# Excerpted passage
03 Dec Championship Mindset: The Forever Changing Mind
In last week’s blog, I spoke about the importance of mindfulness. This week, I want to speak to another topic, closely linked to mindfulness – mindset. More specifically, creating a championship mindset.
Champions aren’t bred overnight, nor are championship mindsets. Both take hard work, self-awareness and commitment to your craft and growth.
Consider how long it took you to get this far. What lived experiences brought you here and enabled you to compete at the best level in the world? What do people who continue to master their craft have in common?
The best performers in the world focus on the process of continuous growth rather than outcomes, which creates space for more powerful growth. When you allow yourself to be calm, confident and creative, while at the same time remaining focused, committed and resilient, you will continuously make marginal gains towards a championship mindset and performance.

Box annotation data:

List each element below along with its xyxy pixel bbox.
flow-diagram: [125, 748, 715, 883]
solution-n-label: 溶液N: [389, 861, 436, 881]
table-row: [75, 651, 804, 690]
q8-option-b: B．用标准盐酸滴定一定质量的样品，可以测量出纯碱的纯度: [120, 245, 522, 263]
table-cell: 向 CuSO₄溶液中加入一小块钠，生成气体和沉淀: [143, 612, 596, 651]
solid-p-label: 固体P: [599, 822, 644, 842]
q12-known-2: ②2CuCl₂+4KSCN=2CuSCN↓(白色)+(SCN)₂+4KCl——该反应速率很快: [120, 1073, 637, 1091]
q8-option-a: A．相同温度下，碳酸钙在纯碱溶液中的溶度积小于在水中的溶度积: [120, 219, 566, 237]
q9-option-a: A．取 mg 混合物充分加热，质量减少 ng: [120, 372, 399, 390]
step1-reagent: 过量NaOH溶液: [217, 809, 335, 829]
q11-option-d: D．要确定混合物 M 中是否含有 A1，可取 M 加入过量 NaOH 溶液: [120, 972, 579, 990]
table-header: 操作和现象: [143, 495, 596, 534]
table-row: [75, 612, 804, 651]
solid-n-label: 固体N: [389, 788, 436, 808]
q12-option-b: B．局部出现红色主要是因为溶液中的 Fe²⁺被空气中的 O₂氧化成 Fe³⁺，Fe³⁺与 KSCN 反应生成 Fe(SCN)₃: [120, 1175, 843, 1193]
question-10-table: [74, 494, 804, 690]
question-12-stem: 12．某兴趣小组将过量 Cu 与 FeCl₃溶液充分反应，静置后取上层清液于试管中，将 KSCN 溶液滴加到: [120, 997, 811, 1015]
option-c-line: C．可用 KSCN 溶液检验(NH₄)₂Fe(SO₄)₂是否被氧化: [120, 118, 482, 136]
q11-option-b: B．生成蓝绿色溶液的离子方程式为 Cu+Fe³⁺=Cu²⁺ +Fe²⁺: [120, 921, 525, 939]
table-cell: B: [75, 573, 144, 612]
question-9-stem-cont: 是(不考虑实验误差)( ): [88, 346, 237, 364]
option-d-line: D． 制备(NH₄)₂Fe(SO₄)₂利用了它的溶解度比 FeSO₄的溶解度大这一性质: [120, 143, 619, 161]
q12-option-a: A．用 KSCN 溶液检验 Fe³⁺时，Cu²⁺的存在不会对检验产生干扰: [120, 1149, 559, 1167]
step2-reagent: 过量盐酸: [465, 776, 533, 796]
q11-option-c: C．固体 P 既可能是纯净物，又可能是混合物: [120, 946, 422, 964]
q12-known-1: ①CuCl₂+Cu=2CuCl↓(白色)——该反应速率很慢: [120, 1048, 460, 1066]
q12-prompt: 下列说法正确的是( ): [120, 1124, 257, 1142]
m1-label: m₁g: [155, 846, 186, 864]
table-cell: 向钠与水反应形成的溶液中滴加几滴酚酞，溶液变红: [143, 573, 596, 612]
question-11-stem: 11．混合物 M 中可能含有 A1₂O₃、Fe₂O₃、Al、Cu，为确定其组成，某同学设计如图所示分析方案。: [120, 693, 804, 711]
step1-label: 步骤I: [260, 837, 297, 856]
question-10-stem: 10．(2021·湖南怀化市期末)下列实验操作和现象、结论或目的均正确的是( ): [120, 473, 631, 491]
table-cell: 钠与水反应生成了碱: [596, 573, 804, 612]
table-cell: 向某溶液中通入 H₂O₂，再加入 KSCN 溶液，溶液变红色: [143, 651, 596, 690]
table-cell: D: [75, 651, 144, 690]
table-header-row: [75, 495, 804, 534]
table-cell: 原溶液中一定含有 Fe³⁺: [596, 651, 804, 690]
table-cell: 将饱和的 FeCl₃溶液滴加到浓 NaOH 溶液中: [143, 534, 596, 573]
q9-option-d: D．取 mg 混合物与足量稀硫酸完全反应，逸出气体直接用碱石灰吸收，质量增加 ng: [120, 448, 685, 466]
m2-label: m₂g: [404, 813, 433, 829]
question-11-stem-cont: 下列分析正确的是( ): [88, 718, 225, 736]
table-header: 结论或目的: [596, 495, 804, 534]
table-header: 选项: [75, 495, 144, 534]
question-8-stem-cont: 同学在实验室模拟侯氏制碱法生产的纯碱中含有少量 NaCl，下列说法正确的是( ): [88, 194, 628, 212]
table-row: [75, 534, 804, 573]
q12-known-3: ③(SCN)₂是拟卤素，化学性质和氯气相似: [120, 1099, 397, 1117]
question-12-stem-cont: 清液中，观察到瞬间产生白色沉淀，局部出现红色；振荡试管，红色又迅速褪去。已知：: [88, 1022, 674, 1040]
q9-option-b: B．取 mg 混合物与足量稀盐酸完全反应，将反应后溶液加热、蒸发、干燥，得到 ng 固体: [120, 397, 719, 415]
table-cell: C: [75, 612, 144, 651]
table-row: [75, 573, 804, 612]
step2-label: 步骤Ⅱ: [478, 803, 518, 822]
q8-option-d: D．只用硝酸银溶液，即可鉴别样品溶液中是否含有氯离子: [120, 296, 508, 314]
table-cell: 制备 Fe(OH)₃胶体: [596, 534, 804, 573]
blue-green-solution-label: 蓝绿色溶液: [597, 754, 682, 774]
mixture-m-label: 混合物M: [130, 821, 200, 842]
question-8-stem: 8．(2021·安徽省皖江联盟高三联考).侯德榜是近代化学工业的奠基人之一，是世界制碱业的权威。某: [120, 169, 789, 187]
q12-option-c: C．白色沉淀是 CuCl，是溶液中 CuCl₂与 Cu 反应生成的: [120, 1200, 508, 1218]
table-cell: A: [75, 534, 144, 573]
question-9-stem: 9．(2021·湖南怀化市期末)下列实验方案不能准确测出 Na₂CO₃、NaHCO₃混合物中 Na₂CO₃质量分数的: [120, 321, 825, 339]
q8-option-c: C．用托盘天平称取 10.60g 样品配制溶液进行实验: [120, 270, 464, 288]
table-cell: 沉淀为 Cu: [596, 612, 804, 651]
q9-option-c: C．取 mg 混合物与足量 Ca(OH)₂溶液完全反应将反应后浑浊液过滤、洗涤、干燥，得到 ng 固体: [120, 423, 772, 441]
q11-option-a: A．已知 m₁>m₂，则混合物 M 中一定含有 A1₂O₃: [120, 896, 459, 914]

# Given request A
Condense the paragraph of the championship mindset post that begins "The best performers in the world" into a short bulleted list that keeps its main facts.
# Given request B
Carry on the championship mindset post after its last sentence.

# Final answer A
- The best performers focus on continuous growth rather than outcomes.
- That focus creates space for more powerful growth.
- Staying calm, confident and creative while remaining focused, committed and resilient leads to continuous marginal gains toward a championship mindset and performance.

# Final answer B
When it comes to team growth, the biggest difference between successful and unsuccessful teams is that successful teams are determined to make each situation work for them rather than searching for a reason why a situation won’t work. Whatever the situation may be, the difference isn’t intelligence, opportunity or resources, it’s the belief that you can make a difference in every moment.
Carol Dweck’s research on mindset has changed the way we think about success. We now know that much of our success hinges from the belief that our abilities can be developed. Dweck noted, “In a growth mindset students understand that their talents and abilities can be developed through effort, good teaching and persistence.”
A few tips for a Championship Mindset:
- TRUST: that the process will work if you focus on small margin gains towards your goals.
- RESPECT: that it takes time to build your craft. Although I don’t focus on the 10,000 hour rule, I do believe QUALITY and deliberate practice makes all the difference.
- COMMIT: to the little things. Excellence is made up of tiny things done well. When we focus on the outcome, we often forget to give full effort for the 50/50 ball.
- KINDNESS: to yourself and others. Allow yourself and the people around you to make mistakes. As a parent, athlete, artist, coach – whoever you are or whoever you are dealing with – be kind and allow space for self-reflection on what could have been and what needs to be done now.
- CHANGE: is inevitable, but that is where the growth happens. The way we think, act and understand ourselves is forever changing… and that is good!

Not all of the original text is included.